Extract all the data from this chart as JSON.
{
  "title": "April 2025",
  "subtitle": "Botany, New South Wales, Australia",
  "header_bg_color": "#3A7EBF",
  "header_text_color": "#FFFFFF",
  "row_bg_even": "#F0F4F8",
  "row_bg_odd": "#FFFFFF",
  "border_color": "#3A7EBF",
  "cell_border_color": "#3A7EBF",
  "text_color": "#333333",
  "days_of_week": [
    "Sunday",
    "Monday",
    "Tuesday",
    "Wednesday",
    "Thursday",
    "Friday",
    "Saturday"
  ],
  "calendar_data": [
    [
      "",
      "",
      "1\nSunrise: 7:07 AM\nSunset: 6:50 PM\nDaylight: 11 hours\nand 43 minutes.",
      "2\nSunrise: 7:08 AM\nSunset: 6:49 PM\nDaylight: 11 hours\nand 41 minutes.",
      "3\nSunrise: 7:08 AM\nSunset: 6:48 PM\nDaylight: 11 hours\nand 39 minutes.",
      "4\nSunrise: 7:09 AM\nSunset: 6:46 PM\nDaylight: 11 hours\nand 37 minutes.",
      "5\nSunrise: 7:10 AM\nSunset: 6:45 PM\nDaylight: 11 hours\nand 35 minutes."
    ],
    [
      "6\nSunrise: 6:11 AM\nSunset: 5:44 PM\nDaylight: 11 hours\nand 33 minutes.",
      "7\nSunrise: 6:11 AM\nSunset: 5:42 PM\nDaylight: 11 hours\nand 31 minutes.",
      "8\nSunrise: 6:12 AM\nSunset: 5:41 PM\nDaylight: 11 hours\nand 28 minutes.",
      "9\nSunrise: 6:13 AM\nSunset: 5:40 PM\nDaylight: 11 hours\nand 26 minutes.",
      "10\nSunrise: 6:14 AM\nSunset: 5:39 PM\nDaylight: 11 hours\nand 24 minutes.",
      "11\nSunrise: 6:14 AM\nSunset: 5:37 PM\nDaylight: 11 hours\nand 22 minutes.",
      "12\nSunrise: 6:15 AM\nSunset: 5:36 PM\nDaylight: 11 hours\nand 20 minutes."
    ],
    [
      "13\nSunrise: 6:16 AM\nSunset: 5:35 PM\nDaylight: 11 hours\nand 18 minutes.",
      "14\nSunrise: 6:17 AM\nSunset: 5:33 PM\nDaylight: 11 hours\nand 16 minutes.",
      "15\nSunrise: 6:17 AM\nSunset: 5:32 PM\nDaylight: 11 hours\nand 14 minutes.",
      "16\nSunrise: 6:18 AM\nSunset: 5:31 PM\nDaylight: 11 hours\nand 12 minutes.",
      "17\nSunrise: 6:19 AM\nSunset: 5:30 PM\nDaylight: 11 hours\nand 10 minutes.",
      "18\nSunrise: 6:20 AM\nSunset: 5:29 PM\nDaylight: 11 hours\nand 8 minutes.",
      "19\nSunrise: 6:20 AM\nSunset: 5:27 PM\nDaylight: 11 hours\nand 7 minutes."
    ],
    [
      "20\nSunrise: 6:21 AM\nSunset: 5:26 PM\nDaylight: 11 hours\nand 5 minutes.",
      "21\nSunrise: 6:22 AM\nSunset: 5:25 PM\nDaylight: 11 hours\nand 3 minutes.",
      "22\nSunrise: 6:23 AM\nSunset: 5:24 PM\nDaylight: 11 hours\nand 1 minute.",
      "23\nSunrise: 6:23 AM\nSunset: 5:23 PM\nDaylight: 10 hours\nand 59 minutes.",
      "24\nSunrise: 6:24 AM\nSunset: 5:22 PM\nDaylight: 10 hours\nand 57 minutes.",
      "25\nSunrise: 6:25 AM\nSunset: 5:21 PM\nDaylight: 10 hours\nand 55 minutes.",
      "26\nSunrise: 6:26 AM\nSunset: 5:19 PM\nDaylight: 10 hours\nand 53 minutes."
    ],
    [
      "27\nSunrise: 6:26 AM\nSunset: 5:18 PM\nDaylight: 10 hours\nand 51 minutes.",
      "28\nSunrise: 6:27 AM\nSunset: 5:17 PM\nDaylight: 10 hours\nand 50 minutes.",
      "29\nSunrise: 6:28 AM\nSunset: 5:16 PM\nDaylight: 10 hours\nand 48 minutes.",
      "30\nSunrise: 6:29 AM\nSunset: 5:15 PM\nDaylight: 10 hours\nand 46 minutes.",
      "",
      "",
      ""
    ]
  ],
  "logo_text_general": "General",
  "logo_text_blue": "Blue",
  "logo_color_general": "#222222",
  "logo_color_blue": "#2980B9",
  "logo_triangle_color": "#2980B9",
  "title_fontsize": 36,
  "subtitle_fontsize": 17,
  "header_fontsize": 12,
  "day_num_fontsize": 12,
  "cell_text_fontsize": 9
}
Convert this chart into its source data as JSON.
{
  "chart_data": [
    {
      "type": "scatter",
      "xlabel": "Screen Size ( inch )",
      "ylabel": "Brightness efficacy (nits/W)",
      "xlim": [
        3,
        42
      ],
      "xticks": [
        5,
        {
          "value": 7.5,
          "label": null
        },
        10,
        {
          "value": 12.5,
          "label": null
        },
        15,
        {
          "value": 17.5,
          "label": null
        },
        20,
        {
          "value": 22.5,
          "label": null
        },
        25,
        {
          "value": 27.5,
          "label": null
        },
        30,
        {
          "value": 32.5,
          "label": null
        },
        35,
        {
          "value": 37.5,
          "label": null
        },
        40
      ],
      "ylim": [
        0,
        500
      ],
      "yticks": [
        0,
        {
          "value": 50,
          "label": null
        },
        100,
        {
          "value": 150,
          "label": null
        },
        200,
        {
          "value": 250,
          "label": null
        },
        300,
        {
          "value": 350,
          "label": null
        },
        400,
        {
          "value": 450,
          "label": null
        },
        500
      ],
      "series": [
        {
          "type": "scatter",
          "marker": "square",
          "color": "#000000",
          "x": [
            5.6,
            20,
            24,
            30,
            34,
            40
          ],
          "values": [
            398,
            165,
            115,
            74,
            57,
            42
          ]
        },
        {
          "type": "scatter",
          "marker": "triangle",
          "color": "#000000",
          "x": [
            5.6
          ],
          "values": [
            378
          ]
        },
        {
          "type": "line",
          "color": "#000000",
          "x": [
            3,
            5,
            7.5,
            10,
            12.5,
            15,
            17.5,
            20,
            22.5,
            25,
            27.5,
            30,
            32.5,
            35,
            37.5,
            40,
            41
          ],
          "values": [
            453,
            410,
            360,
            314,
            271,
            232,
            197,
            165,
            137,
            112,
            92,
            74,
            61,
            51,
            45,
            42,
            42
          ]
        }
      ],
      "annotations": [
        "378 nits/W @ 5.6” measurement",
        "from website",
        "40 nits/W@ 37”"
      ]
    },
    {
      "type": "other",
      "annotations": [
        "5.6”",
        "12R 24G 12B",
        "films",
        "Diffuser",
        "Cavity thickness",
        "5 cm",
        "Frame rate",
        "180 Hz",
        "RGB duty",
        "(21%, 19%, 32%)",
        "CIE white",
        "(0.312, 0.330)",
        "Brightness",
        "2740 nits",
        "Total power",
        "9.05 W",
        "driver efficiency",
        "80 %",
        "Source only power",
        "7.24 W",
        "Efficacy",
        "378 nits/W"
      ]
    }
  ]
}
++++++++++++++++++++
### Goal:
Copy out the whole listing, exactly as written.

### Solution for this exercise:
Extract all the data from this chart as JSON.
{
  "title": "April 2025",
  "subtitle": "Botany, New South Wales, Australia",
  "header_bg_color": "#3A7EBF",
  "header_text_color": "#FFFFFF",
  "row_bg_even": "#F0F4F8",
  "row_bg_odd": "#FFFFFF",
  "border_color": "#3A7EBF",
  "cell_border_color": "#3A7EBF",
  "text_color": "#333333",
  "days_of_week": [
    "Sunday",
    "Monday",
    "Tuesday",
    "Wednesday",
    "Thursday",
    "Friday",
    "Saturday"
  ],
  "calendar_data": [
    [
      "",
      "",
      "1\nSunrise: 7:07 AM\nSunset: 6:50 PM\nDaylight: 11 hours\nand 43 minutes.",
      "2\nSunrise: 7:08 AM\nSunset: 6:49 PM\nDaylight: 11 hours\nand 41 minutes.",
      "3\nSunrise: 7:08 AM\nSunset: 6:48 PM\nDaylight: 11 hours\nand 39 minutes.",
      "4\nSunrise: 7:09 AM\nSunset: 6:46 PM\nDaylight: 11 hours\nand 37 minutes.",
      "5\nSunrise: 7:10 AM\nSunset: 6:45 PM\nDaylight: 11 hours\nand 35 minutes."
    ],
    [
      "6\nSunrise: 6:11 AM\nSunset: 5:44 PM\nDaylight: 11 hours\nand 33 minutes.",
      "7\nSunrise: 6:11 AM\nSunset: 5:42 PM\nDaylight: 11 hours\nand 31 minutes.",
      "8\nSunrise: 6:12 AM\nSunset: 5:41 PM\nDaylight: 11 hours\nand 28 minutes.",
      "9\nSunrise: 6:13 AM\nSunset: 5:40 PM\nDaylight: 11 hours\nand 26 minutes.",
      "10\nSunrise: 6:14 AM\nSunset: 5:39 PM\nDaylight: 11 hours\nand 24 minutes.",
      "11\nSunrise: 6:14 AM\nSunset: 5:37 PM\nDaylight: 11 hours\nand 22 minutes.",
      "12\nSunrise: 6:15 AM\nSunset: 5:36 PM\nDaylight: 11 hours\nand 20 minutes."
    ],
    [
      "13\nSunrise: 6:16 AM\nSunset: 5:35 PM\nDaylight: 11 hours\nand 18 minutes.",
      "14\nSunrise: 6:17 AM\nSunset: 5:33 PM\nDaylight: 11 hours\nand 16 minutes.",
      "15\nSunrise: 6:17 AM\nSunset: 5:32 PM\nDaylight: 11 hours\nand 14 minutes.",
      "16\nSunrise: 6:18 AM\nSunset: 5:31 PM\nDaylight: 11 hours\nand 12 minutes.",
      "17\nSunrise: 6:19 AM\nSunset: 5:30 PM\nDaylight: 11 hours\nand 10 minutes.",
      "18\nSunrise: 6:20 AM\nSunset: 5:29 PM\nDaylight: 11 hours\nand 8 minutes.",
      "19\nSunrise: 6:20 AM\nSunset: 5:27 PM\nDaylight: 11 hours\nand 7 minutes."
    ],
    [
      "20\nSunrise: 6:21 AM\nSunset: 5:26 PM\nDaylight: 11 hours\nand 5 minutes.",
      "21\nSunrise: 6:22 AM\nSunset: 5:25 PM\nDaylight: 11 hours\nand 3 minutes.",
      "22\nSunrise: 6:23 AM\nSunset: 5:24 PM\nDaylight: 11 hours\nand 1 minute.",
      "23\nSunrise: 6:23 AM\nSunset: 5:23 PM\nDaylight: 10 hours\nand 59 minutes.",
      "24\nSunrise: 6:24 AM\nSunset: 5:22 PM\nDaylight: 10 hours\nand 57 minutes.",
      "25\nSunrise: 6:25 AM\nSunset: 5:21 PM\nDaylight: 10 hours\nand 55 minutes.",
      "26\nSunrise: 6:26 AM\nSunset: 5:19 PM\nDaylight: 10 hours\nand 53 minutes."
    ],
    [
      "27\nSunrise: 6:26 AM\nSunset: 5:18 PM\nDaylight: 10 hours\nand 51 minutes.",
      "28\nSunrise: 6:27 AM\nSunset: 5:17 PM\nDaylight: 10 hours\nand 50 minutes.",
      "29\nSunrise: 6:28 AM\nSunset: 5:16 PM\nDaylight: 10 hours\nand 48 minutes.",
      "30\nSunrise: 6:29 AM\nSunset: 5:15 PM\nDaylight: 10 hours\nand 46 minutes.",
      "",
      "",
      ""
    ]
  ],
  "logo_text_general": "General",
  "logo_text_blue": "Blue",
  "logo_color_general": "#222222",
  "logo_color_blue": "#2980B9",
  "logo_triangle_color": "#2980B9",
  "title_fontsize": 36,
  "subtitle_fontsize": 17,
  "header_fontsize": 12,
  "day_num_fontsize": 12,
  "cell_text_fontsize": 9
}
Convert this chart into its source data as JSON.
{
  "chart_data": [
    {
      "type": "scatter",
      "xlabel": "Screen Size ( inch )",
      "ylabel": "Brightness efficacy (nits/W)",
      "xlim": [
        3,
        42
      ],
      "xticks": [
        5,
        {
          "value": 7.5,
          "label": null
        },
        10,
        {
          "value": 12.5,
          "label": null
        },
        15,
        {
          "value": 17.5,
          "label": null
        },
        20,
        {
          "value": 22.5,
          "label": null
        },
        25,
        {
          "value": 27.5,
          "label": null
        },
        30,
        {
          "value": 32.5,
          "label": null
        },
        35,
        {
          "value": 37.5,
          "label": null
        },
        40
      ],
      "ylim": [
        0,
        500
      ],
      "yticks": [
        0,
        {
          "value": 50,
          "label": null
        },
        100,
        {
          "value": 150,
          "label": null
        },
        200,
        {
          "value": 250,
          "label": null
        },
        300,
        {
          "value": 350,
          "label": null
        },
        400,
        {
          "value": 450,
          "label": null
        },
        500
      ],
      "series": [
        {
          "type": "scatter",
          "marker": "square",
          "color": "#000000",
          "x": [
            5.6,
            20,
            24,
            30,
            34,
            40
          ],
          "values": [
            398,
            165,
            115,
            74,
            57,
            42
          ]
        },
        {
          "type": "scatter",
          "marker": "triangle",
          "color": "#000000",
          "x": [
            5.6
          ],
          "values": [
            378
          ]
        },
        {
          "type": "line",
          "color": "#000000",
          "x": [
            3,
            5,
            7.5,
            10,
            12.5,
            15,
            17.5,
            20,
            22.5,
            25,
            27.5,
            30,
            32.5,
            35,
            37.5,
            40,
            41
          ],
          "values": [
            453,
            410,
            360,
            314,
            271,
            232,
            197,
            165,
            137,
            112,
            92,
            74,
            61,
            51,
            45,
            42,
            42
          ]
        }
      ],
      "annotations": [
        "378 nits/W @ 5.6” measurement",
        "from website",
        "40 nits/W@ 37”"
      ]
    },
    {
      "type": "other",
      "annotations": [
        "5.6”",
        "12R 24G 12B",
        "films",
        "Diffuser",
        "Cavity thickness",
        "5 cm",
        "Frame rate",
        "180 Hz",
        "RGB duty",
        "(21%, 19%, 32%)",
        "CIE white",
        "(0.312, 0.330)",
        "Brightness",
        "2740 nits",
        "Total power",
        "9.05 W",
        "driver efficiency",
        "80 %",
        "Source only power",
        "7.24 W",
        "Efficacy",
        "378 nits/W"
      ]
    }
  ]
}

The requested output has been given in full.